### SOURCE MATERIAL
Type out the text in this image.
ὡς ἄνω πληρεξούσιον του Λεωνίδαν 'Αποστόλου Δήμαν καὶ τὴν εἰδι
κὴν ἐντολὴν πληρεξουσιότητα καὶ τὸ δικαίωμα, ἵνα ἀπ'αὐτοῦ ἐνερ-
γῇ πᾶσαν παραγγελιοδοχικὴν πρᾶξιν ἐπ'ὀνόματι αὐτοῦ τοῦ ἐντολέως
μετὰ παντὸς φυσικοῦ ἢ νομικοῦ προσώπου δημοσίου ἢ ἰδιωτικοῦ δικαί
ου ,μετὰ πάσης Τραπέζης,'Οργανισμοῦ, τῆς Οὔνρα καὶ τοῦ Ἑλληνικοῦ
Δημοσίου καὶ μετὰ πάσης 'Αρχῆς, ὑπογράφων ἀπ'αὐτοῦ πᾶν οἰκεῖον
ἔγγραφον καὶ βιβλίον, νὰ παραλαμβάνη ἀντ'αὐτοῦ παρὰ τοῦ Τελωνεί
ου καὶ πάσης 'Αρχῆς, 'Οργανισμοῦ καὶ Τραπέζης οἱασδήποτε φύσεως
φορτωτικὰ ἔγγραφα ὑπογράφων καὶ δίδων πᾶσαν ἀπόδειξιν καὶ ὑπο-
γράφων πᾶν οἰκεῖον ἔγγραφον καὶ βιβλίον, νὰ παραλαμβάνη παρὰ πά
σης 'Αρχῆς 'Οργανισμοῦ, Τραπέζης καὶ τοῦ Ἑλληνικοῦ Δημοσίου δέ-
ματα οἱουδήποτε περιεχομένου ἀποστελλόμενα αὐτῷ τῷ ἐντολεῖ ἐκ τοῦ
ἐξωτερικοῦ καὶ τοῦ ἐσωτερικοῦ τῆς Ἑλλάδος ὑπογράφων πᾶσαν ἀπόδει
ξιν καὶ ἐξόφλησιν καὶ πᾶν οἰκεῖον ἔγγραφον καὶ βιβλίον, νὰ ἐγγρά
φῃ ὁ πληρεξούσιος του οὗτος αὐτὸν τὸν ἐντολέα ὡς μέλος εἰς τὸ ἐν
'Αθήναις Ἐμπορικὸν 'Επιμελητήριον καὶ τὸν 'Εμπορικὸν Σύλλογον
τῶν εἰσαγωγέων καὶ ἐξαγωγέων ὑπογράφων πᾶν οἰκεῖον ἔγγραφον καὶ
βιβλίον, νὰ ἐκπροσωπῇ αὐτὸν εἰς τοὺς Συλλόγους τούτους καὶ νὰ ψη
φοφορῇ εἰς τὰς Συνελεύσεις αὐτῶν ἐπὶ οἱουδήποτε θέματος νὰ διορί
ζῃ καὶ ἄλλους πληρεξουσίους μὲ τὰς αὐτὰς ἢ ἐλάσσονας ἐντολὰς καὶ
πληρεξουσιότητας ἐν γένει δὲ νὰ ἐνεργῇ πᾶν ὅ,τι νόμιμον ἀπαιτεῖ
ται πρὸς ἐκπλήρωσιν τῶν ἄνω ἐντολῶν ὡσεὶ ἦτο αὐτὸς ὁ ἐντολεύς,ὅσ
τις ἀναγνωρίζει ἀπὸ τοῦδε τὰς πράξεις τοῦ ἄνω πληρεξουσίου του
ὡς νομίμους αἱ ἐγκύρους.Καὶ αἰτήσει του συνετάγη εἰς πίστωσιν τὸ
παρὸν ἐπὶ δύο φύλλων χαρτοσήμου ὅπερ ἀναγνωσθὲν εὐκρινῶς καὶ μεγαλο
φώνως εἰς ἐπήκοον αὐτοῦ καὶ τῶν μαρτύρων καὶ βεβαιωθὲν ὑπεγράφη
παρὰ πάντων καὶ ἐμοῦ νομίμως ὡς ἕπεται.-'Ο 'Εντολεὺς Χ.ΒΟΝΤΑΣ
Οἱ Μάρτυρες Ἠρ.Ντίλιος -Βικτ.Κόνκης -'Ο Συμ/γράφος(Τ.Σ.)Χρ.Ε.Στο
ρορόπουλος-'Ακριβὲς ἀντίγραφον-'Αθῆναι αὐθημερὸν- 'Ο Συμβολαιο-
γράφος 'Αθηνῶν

### WRITTEN EXERCISE
Write the listing out again, exactly as it reads.

### COMPLETE ANSWER
Type out the text in this image.
ὡς ἄνω πληρεξούσιον του Λεωνίδαν 'Αποστόλου Δήμαν καὶ τὴν εἰδι
κὴν ἐντολὴν πληρεξουσιότητα καὶ τὸ δικαίωμα, ἵνα ἀπ'αὐτοῦ ἐνερ-
γῇ πᾶσαν παραγγελιοδοχικὴν πρᾶξιν ἐπ'ὀνόματι αὐτοῦ τοῦ ἐντολέως
μετὰ παντὸς φυσικοῦ ἢ νομικοῦ προσώπου δημοσίου ἢ ἰδιωτικοῦ δικαί
ου ,μετὰ πάσης Τραπέζης,'Οργανισμοῦ, τῆς Οὔνρα καὶ τοῦ Ἑλληνικοῦ
Δημοσίου καὶ μετὰ πάσης 'Αρχῆς, ὑπογράφων ἀπ'αὐτοῦ πᾶν οἰκεῖον
ἔγγραφον καὶ βιβλίον, νὰ παραλαμβάνη ἀντ'αὐτοῦ παρὰ τοῦ Τελωνεί
ου καὶ πάσης 'Αρχῆς, 'Οργανισμοῦ καὶ Τραπέζης οἱασδήποτε φύσεως
φορτωτικὰ ἔγγραφα ὑπογράφων καὶ δίδων πᾶσαν ἀπόδειξιν καὶ ὑπο-
γράφων πᾶν οἰκεῖον ἔγγραφον καὶ βιβλίον, νὰ παραλαμβάνη παρὰ πά
σης 'Αρχῆς 'Οργανισμοῦ, Τραπέζης καὶ τοῦ Ἑλληνικοῦ Δημοσίου δέ-
ματα οἱουδήποτε περιεχομένου ἀποστελλόμενα αὐτῷ τῷ ἐντολεῖ ἐκ τοῦ
ἐξωτερικοῦ καὶ τοῦ ἐσωτερικοῦ τῆς Ἑλλάδος ὑπογράφων πᾶσαν ἀπόδει
ξιν καὶ ἐξόφλησιν καὶ πᾶν οἰκεῖον ἔγγραφον καὶ βιβλίον, νὰ ἐγγρά
φῃ ὁ πληρεξούσιος του οὗτος αὐτὸν τὸν ἐντολέα ὡς μέλος εἰς τὸ ἐν
'Αθήναις Ἐμπορικὸν 'Επιμελητήριον καὶ τὸν 'Εμπορικὸν Σύλλογον
τῶν εἰσαγωγέων καὶ ἐξαγωγέων ὑπογράφων πᾶν οἰκεῖον ἔγγραφον καὶ
βιβλίον, νὰ ἐκπροσωπῇ αὐτὸν εἰς τοὺς Συλλόγους τούτους καὶ νὰ ψη
φοφορῇ εἰς τὰς Συνελεύσεις αὐτῶν ἐπὶ οἱουδήποτε θέματος νὰ διορί
ζῃ καὶ ἄλλους πληρεξουσίους μὲ τὰς αὐτὰς ἢ ἐλάσσονας ἐντολὰς καὶ
πληρεξουσιότητας ἐν γένει δὲ νὰ ἐνεργῇ πᾶν ὅ,τι νόμιμον ἀπαιτεῖ
ται πρὸς ἐκπλήρωσιν τῶν ἄνω ἐντολῶν ὡσεὶ ἦτο αὐτὸς ὁ ἐντολεύς,ὅσ
τις ἀναγνωρίζει ἀπὸ τοῦδε τὰς πράξεις τοῦ ἄνω πληρεξουσίου του
ὡς νομίμους αἱ ἐγκύρους.Καὶ αἰτήσει του συνετάγη εἰς πίστωσιν τὸ
παρὸν ἐπὶ δύο φύλλων χαρτοσήμου ὅπερ ἀναγνωσθὲν εὐκρινῶς καὶ μεγαλο
φώνως εἰς ἐπήκοον αὐτοῦ καὶ τῶν μαρτύρων καὶ βεβαιωθὲν ὑπεγράφη
παρὰ πάντων καὶ ἐμοῦ νομίμως ὡς ἕπεται.-'Ο 'Εντολεὺς Χ.ΒΟΝΤΑΣ
Οἱ Μάρτυρες Ἠρ.Ντίλιος -Βικτ.Κόνκης -'Ο Συμ/γράφος(Τ.Σ.)Χρ.Ε.Στο
ρορόπουλος-'Ακριβὲς ἀντίγραφον-'Αθῆναι αὐθημερὸν- 'Ο Συμβολαιο-
γράφος 'Αθηνῶν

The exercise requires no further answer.